%%

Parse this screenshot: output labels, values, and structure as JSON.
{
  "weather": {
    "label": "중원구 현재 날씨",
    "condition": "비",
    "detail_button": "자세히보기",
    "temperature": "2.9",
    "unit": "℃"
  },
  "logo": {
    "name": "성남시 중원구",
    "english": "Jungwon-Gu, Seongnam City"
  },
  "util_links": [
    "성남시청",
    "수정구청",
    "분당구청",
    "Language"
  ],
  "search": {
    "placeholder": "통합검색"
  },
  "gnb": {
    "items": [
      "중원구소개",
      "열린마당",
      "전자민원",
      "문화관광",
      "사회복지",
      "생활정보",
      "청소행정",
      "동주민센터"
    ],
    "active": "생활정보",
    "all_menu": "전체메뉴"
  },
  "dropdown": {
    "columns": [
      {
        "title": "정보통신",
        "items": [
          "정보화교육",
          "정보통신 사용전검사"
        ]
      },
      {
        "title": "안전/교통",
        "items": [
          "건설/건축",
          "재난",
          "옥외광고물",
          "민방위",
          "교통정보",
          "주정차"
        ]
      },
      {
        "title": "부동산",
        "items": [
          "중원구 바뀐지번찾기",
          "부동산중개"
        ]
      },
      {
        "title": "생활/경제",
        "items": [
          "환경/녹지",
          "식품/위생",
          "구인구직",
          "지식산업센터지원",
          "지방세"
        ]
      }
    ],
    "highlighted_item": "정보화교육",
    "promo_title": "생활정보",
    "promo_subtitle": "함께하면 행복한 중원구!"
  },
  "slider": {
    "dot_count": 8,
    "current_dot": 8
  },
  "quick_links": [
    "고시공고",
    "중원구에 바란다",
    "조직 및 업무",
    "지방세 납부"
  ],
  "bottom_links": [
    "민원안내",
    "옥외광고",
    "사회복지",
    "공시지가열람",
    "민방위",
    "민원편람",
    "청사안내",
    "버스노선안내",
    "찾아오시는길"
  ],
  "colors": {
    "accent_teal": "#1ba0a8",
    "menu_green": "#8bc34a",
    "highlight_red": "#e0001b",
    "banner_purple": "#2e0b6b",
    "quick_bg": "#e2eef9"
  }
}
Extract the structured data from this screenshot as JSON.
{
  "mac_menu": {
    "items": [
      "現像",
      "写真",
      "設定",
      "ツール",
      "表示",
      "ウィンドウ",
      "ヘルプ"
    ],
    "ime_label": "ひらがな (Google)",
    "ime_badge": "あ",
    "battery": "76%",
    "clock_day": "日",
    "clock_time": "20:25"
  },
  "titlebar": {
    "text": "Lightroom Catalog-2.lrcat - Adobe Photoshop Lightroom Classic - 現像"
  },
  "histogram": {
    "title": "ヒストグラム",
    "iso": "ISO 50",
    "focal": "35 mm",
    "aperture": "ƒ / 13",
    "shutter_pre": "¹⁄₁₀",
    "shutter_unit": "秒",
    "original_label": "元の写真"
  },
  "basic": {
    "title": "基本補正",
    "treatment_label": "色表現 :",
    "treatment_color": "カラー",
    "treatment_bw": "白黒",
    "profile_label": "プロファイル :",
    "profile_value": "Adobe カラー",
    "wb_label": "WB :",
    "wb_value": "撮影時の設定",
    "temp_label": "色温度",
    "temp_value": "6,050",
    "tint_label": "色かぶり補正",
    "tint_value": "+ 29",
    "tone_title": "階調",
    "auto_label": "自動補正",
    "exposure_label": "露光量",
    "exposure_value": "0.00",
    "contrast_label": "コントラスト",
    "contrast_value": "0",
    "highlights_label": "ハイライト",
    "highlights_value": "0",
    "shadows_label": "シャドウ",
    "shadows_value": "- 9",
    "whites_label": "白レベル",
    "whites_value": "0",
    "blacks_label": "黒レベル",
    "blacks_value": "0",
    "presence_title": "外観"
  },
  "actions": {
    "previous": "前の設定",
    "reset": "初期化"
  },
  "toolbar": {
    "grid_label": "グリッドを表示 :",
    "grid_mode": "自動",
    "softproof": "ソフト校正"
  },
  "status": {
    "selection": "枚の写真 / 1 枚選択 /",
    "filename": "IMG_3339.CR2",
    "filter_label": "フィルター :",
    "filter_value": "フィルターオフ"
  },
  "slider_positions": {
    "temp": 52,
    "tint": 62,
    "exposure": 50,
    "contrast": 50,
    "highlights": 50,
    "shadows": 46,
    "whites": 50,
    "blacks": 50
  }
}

%%

- [Exercise]:
Each record above should be output again exactly.

- [Exercise response]:
Parse this screenshot: output labels, values, and structure as JSON.
{
  "weather": {
    "label": "중원구 현재 날씨",
    "condition": "비",
    "detail_button": "자세히보기",
    "temperature": "2.9",
    "unit": "℃"
  },
  "logo": {
    "name": "성남시 중원구",
    "english": "Jungwon-Gu, Seongnam City"
  },
  "util_links": [
    "성남시청",
    "수정구청",
    "분당구청",
    "Language"
  ],
  "search": {
    "placeholder": "통합검색"
  },
  "gnb": {
    "items": [
      "중원구소개",
      "열린마당",
      "전자민원",
      "문화관광",
      "사회복지",
      "생활정보",
      "청소행정",
      "동주민센터"
    ],
    "active": "생활정보",
    "all_menu": "전체메뉴"
  },
  "dropdown": {
    "columns": [
      {
        "title": "정보통신",
        "items": [
          "정보화교육",
          "정보통신 사용전검사"
        ]
      },
      {
        "title": "안전/교통",
        "items": [
          "건설/건축",
          "재난",
          "옥외광고물",
          "민방위",
          "교통정보",
          "주정차"
        ]
      },
      {
        "title": "부동산",
        "items": [
          "중원구 바뀐지번찾기",
          "부동산중개"
        ]
      },
      {
        "title": "생활/경제",
        "items": [
          "환경/녹지",
          "식품/위생",
          "구인구직",
          "지식산업센터지원",
          "지방세"
        ]
      }
    ],
    "highlighted_item": "정보화교육",
    "promo_title": "생활정보",
    "promo_subtitle": "함께하면 행복한 중원구!"
  },
  "slider": {
    "dot_count": 8,
    "current_dot": 8
  },
  "quick_links": [
    "고시공고",
    "중원구에 바란다",
    "조직 및 업무",
    "지방세 납부"
  ],
  "bottom_links": [
    "민원안내",
    "옥외광고",
    "사회복지",
    "공시지가열람",
    "민방위",
    "민원편람",
    "청사안내",
    "버스노선안내",
    "찾아오시는길"
  ],
  "colors": {
    "accent_teal": "#1ba0a8",
    "menu_green": "#8bc34a",
    "highlight_red": "#e0001b",
    "banner_purple": "#2e0b6b",
    "quick_bg": "#e2eef9"
  }
}
Extract the structured data from this screenshot as JSON.
{
  "mac_menu": {
    "items": [
      "現像",
      "写真",
      "設定",
      "ツール",
      "表示",
      "ウィンドウ",
      "ヘルプ"
    ],
    "ime_label": "ひらがな (Google)",
    "ime_badge": "あ",
    "battery": "76%",
    "clock_day": "日",
    "clock_time": "20:25"
  },
  "titlebar": {
    "text": "Lightroom Catalog-2.lrcat - Adobe Photoshop Lightroom Classic - 現像"
  },
  "histogram": {
    "title": "ヒストグラム",
    "iso": "ISO 50",
    "focal": "35 mm",
    "aperture": "ƒ / 13",
    "shutter_pre": "¹⁄₁₀",
    "shutter_unit": "秒",
    "original_label": "元の写真"
  },
  "basic": {
    "title": "基本補正",
    "treatment_label": "色表現 :",
    "treatment_color": "カラー",
    "treatment_bw": "白黒",
    "profile_label": "プロファイル :",
    "profile_value": "Adobe カラー",
    "wb_label": "WB :",
    "wb_value": "撮影時の設定",
    "temp_label": "色温度",
    "temp_value": "6,050",
    "tint_label": "色かぶり補正",
    "tint_value": "+ 29",
    "tone_title": "階調",
    "auto_label": "自動補正",
    "exposure_label": "露光量",
    "exposure_value": "0.00",
    "contrast_label": "コントラスト",
    "contrast_value": "0",
    "highlights_label": "ハイライト",
    "highlights_value": "0",
    "shadows_label": "シャドウ",
    "shadows_value": "- 9",
    "whites_label": "白レベル",
    "whites_value": "0",
    "blacks_label": "黒レベル",
    "blacks_value": "0",
    "presence_title": "外観"
  },
  "actions": {
    "previous": "前の設定",
    "reset": "初期化"
  },
  "toolbar": {
    "grid_label": "グリッドを表示 :",
    "grid_mode": "自動",
    "softproof": "ソフト校正"
  },
  "status": {
    "selection": "枚の写真 / 1 枚選択 /",
    "filename": "IMG_3339.CR2",
    "filter_label": "フィルター :",
    "filter_value": "フィルターオフ"
  },
  "slider_positions": {
    "temp": 52,
    "tint": 62,
    "exposure": 50,
    "contrast": 50,
    "highlights": 50,
    "shadows": 46,
    "whites": 50,
    "blacks": 50
  }
}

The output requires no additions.